* [Textauszug]
__________
Franz Schuberts Klavierquintett in A-Dur (D 667), besser bekannt unter dem Namen "Forellenquintett", ist eines meiner Lieblingswerke. Mit dieser Meinung stehe ich gewiss nicht alleine da, denn es gilt als eines der beliebtesten Kammermusikwerke der Klassik. Schon die Besetzung - heute als unüblich geltend, aber zur Zeit der Entstehung durchaus geläufig - spricht mich als passionierte Hobby-Pianistin besonders an: Klavier mit Streichern. Die Partitur steht auf meinem Notenregal, gern und oft greife ich danach, denn auch ohne die Begleitung durch die Streicher bietet die Musik viel. Voll entfaltet sich der Charme der Musik aber natürlich nur mit den Streichern, deren Kombination - Violine, Viola, Violoncello und Kontrabass - mir sehr zusagt. Ich mag vor allem den vollen, bauchigen Klang der tieferen Streichinstrumente. 

 

Was aber macht eben dieses Quintett so besonders? In Beschreibungen werden gerne Adjektive wie hell, munter oder heiter benutzt, sogar sonnig und charmant. Ja, in der Tat, das ist diese Musik, die Schubert nach glücklichen, in der oberösterreichischen Steyr verbrachten Sommermonaten 1819 schrieb. Aber auch viel mehr. Die Melodien sind recht einfach, dafür umso einprägsamer gehalten. Durch weite Strecken des Stückes schweben sie leicht dahin, plätschern, tänzeln. Sie sind beschwingt und lustig, unterhaltsam und mitreißend.
__________
* [Datenauszug]
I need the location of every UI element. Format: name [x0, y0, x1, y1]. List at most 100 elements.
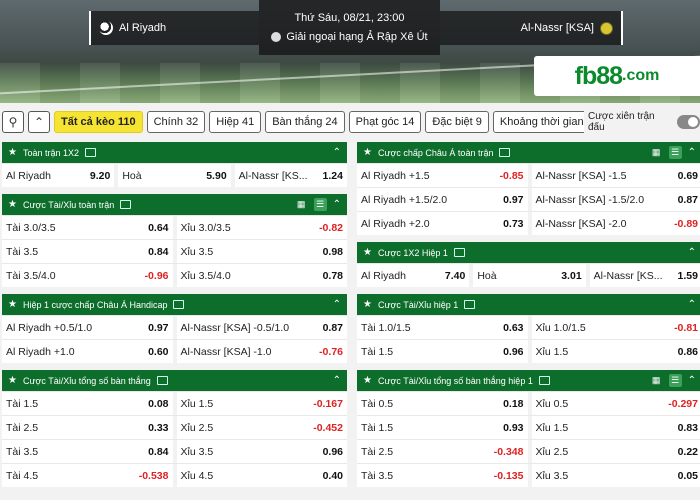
__________
* [Aufgabenstellung]
Nach welchen Sommermonaten schrieb Schubert laut dem Textauszug über das Forellenquintett dieses Werk? Die Zeilen sind eigenständiges Material und gehören nicht zum Textauszug.

* [Antwort]
Nach glücklichen Sommermonaten des Jahres 1819, die er im oberösterreichischen Steyr verbracht hatte.